#### TASK REQUIREMENTS
Can you reproduce the data beneath, keeping every line exact?

Data excerpts
──────────────────────────────

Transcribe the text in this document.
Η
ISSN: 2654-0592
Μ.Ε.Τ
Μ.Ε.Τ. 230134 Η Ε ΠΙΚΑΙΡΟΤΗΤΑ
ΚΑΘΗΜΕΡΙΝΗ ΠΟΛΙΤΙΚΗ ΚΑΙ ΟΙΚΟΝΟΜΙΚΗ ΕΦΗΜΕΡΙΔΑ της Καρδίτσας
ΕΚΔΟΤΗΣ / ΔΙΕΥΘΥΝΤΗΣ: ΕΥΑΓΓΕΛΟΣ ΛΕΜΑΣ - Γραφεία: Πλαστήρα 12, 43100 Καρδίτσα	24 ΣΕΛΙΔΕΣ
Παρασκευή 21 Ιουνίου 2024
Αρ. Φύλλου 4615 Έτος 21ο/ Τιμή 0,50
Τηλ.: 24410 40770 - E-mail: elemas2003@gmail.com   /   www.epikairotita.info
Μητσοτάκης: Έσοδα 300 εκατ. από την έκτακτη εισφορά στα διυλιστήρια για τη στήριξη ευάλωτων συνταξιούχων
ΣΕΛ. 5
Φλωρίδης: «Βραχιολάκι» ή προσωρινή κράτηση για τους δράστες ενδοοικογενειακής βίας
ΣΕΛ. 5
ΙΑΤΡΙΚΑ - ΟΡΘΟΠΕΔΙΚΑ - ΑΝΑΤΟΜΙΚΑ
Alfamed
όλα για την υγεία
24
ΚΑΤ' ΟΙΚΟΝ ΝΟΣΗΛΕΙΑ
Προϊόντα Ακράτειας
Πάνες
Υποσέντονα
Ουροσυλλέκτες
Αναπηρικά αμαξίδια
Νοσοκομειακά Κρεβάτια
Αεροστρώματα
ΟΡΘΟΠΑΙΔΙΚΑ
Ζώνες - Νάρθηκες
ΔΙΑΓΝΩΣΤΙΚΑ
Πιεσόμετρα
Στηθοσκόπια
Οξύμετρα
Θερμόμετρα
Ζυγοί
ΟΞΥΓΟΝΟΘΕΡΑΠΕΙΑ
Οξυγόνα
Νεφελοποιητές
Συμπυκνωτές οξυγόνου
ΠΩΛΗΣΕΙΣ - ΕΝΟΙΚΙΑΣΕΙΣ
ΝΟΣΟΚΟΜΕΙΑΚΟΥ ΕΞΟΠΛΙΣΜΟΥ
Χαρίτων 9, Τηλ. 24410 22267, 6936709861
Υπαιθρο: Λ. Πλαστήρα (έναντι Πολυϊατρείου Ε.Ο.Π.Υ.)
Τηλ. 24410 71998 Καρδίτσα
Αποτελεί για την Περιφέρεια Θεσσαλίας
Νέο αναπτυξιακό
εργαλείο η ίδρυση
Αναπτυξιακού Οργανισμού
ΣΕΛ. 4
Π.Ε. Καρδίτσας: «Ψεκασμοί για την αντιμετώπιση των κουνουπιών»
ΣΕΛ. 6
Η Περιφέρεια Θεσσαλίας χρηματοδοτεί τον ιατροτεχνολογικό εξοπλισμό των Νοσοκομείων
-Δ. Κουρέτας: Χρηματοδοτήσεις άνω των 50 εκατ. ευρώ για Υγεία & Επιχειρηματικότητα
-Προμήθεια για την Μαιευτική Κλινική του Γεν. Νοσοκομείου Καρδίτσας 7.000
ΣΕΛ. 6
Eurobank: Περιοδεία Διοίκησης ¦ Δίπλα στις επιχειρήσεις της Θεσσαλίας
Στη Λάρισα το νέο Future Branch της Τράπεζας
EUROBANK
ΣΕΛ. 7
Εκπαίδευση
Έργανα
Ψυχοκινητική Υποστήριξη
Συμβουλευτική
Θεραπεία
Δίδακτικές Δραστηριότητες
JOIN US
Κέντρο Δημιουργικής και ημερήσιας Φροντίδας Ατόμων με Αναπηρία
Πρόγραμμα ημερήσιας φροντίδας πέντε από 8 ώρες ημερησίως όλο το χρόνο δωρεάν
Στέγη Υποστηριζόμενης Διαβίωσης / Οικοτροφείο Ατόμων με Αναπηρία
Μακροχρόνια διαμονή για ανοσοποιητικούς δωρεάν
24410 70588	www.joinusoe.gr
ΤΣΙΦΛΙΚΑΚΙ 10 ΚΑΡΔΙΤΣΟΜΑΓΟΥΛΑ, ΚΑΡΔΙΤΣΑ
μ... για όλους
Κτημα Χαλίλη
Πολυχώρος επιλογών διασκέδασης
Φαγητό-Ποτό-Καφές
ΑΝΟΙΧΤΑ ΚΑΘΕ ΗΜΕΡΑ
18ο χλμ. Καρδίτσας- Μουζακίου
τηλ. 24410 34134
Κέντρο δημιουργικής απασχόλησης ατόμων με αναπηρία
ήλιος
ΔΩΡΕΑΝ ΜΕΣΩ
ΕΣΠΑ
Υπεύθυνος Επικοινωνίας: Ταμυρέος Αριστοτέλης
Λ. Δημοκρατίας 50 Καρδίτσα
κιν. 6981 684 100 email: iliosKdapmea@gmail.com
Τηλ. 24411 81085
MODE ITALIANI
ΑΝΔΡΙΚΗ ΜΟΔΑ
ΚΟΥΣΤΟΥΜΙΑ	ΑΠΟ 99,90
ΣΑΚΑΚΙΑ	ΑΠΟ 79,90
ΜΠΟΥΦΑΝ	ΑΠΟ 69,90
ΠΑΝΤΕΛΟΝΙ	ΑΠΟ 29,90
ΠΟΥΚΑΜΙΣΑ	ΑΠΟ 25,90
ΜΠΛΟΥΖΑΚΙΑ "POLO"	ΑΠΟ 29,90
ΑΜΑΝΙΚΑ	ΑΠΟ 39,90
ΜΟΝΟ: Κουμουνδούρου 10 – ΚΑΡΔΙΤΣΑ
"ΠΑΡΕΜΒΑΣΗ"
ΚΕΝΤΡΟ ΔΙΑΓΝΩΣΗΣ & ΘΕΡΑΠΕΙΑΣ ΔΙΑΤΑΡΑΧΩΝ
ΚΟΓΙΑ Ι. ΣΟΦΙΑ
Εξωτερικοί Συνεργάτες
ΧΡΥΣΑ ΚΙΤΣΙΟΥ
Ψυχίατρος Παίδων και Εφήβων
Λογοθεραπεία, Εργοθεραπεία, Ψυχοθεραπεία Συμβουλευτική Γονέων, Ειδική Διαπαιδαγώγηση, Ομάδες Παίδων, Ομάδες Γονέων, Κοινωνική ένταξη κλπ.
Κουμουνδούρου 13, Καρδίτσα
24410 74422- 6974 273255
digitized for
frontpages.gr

──────────────────────────────

#### TASK ANSWER
Transcribe the text in this document.
Η
ISSN: 2654-0592
Μ.Ε.Τ
Μ.Ε.Τ. 230134 Η Ε ΠΙΚΑΙΡΟΤΗΤΑ
ΚΑΘΗΜΕΡΙΝΗ ΠΟΛΙΤΙΚΗ ΚΑΙ ΟΙΚΟΝΟΜΙΚΗ ΕΦΗΜΕΡΙΔΑ της Καρδίτσας
ΕΚΔΟΤΗΣ / ΔΙΕΥΘΥΝΤΗΣ: ΕΥΑΓΓΕΛΟΣ ΛΕΜΑΣ - Γραφεία: Πλαστήρα 12, 43100 Καρδίτσα	24 ΣΕΛΙΔΕΣ
Παρασκευή 21 Ιουνίου 2024
Αρ. Φύλλου 4615 Έτος 21ο/ Τιμή 0,50
Τηλ.: 24410 40770 - E-mail: elemas2003@gmail.com   /   www.epikairotita.info
Μητσοτάκης: Έσοδα 300 εκατ. από την έκτακτη εισφορά στα διυλιστήρια για τη στήριξη ευάλωτων συνταξιούχων
ΣΕΛ. 5
Φλωρίδης: «Βραχιολάκι» ή προσωρινή κράτηση για τους δράστες ενδοοικογενειακής βίας
ΣΕΛ. 5
ΙΑΤΡΙΚΑ - ΟΡΘΟΠΕΔΙΚΑ - ΑΝΑΤΟΜΙΚΑ
Alfamed
όλα για την υγεία
24
ΚΑΤ' ΟΙΚΟΝ ΝΟΣΗΛΕΙΑ
Προϊόντα Ακράτειας
Πάνες
Υποσέντονα
Ουροσυλλέκτες
Αναπηρικά αμαξίδια
Νοσοκομειακά Κρεβάτια
Αεροστρώματα
ΟΡΘΟΠΑΙΔΙΚΑ
Ζώνες - Νάρθηκες
ΔΙΑΓΝΩΣΤΙΚΑ
Πιεσόμετρα
Στηθοσκόπια
Οξύμετρα
Θερμόμετρα
Ζυγοί
ΟΞΥΓΟΝΟΘΕΡΑΠΕΙΑ
Οξυγόνα
Νεφελοποιητές
Συμπυκνωτές οξυγόνου
ΠΩΛΗΣΕΙΣ - ΕΝΟΙΚΙΑΣΕΙΣ
ΝΟΣΟΚΟΜΕΙΑΚΟΥ ΕΞΟΠΛΙΣΜΟΥ
Χαρίτων 9, Τηλ. 24410 22267, 6936709861
Υπαιθρο: Λ. Πλαστήρα (έναντι Πολυϊατρείου Ε.Ο.Π.Υ.)
Τηλ. 24410 71998 Καρδίτσα
Αποτελεί για την Περιφέρεια Θεσσαλίας
Νέο αναπτυξιακό
εργαλείο η ίδρυση
Αναπτυξιακού Οργανισμού
ΣΕΛ. 4
Π.Ε. Καρδίτσας: «Ψεκασμοί για την αντιμετώπιση των κουνουπιών»
ΣΕΛ. 6
Η Περιφέρεια Θεσσαλίας χρηματοδοτεί τον ιατροτεχνολογικό εξοπλισμό των Νοσοκομείων
-Δ. Κουρέτας: Χρηματοδοτήσεις άνω των 50 εκατ. ευρώ για Υγεία & Επιχειρηματικότητα
-Προμήθεια για την Μαιευτική Κλινική του Γεν. Νοσοκομείου Καρδίτσας 7.000
ΣΕΛ. 6
Eurobank: Περιοδεία Διοίκησης ¦ Δίπλα στις επιχειρήσεις της Θεσσαλίας
Στη Λάρισα το νέο Future Branch της Τράπεζας
EUROBANK
ΣΕΛ. 7
Εκπαίδευση
Έργανα
Ψυχοκινητική Υποστήριξη
Συμβουλευτική
Θεραπεία
Δίδακτικές Δραστηριότητες
JOIN US
Κέντρο Δημιουργικής και ημερήσιας Φροντίδας Ατόμων με Αναπηρία
Πρόγραμμα ημερήσιας φροντίδας πέντε από 8 ώρες ημερησίως όλο το χρόνο δωρεάν
Στέγη Υποστηριζόμενης Διαβίωσης / Οικοτροφείο Ατόμων με Αναπηρία
Μακροχρόνια διαμονή για ανοσοποιητικούς δωρεάν
24410 70588	www.joinusoe.gr
ΤΣΙΦΛΙΚΑΚΙ 10 ΚΑΡΔΙΤΣΟΜΑΓΟΥΛΑ, ΚΑΡΔΙΤΣΑ
μ... για όλους
Κτημα Χαλίλη
Πολυχώρος επιλογών διασκέδασης
Φαγητό-Ποτό-Καφές
ΑΝΟΙΧΤΑ ΚΑΘΕ ΗΜΕΡΑ
18ο χλμ. Καρδίτσας- Μουζακίου
τηλ. 24410 34134
Κέντρο δημιουργικής απασχόλησης ατόμων με αναπηρία
ήλιος
ΔΩΡΕΑΝ ΜΕΣΩ
ΕΣΠΑ
Υπεύθυνος Επικοινωνίας: Ταμυρέος Αριστοτέλης
Λ. Δημοκρατίας 50 Καρδίτσα
κιν. 6981 684 100 email: iliosKdapmea@gmail.com
Τηλ. 24411 81085
MODE ITALIANI
ΑΝΔΡΙΚΗ ΜΟΔΑ
ΚΟΥΣΤΟΥΜΙΑ	ΑΠΟ 99,90
ΣΑΚΑΚΙΑ	ΑΠΟ 79,90
ΜΠΟΥΦΑΝ	ΑΠΟ 69,90
ΠΑΝΤΕΛΟΝΙ	ΑΠΟ 29,90
ΠΟΥΚΑΜΙΣΑ	ΑΠΟ 25,90
ΜΠΛΟΥΖΑΚΙΑ "POLO"	ΑΠΟ 29,90
ΑΜΑΝΙΚΑ	ΑΠΟ 39,90
ΜΟΝΟ: Κουμουνδούρου 10 – ΚΑΡΔΙΤΣΑ
"ΠΑΡΕΜΒΑΣΗ"
ΚΕΝΤΡΟ ΔΙΑΓΝΩΣΗΣ & ΘΕΡΑΠΕΙΑΣ ΔΙΑΤΑΡΑΧΩΝ
ΚΟΓΙΑ Ι. ΣΟΦΙΑ
Εξωτερικοί Συνεργάτες
ΧΡΥΣΑ ΚΙΤΣΙΟΥ
Ψυχίατρος Παίδων και Εφήβων
Λογοθεραπεία, Εργοθεραπεία, Ψυχοθεραπεία Συμβουλευτική Γονέων, Ειδική Διαπαιδαγώγηση, Ομάδες Παίδων, Ομάδες Γονέων, Κοινωνική ένταξη κλπ.
Κουμουνδούρου 13, Καρδίτσα
24410 74422- 6974 273255
digitized for
frontpages.gr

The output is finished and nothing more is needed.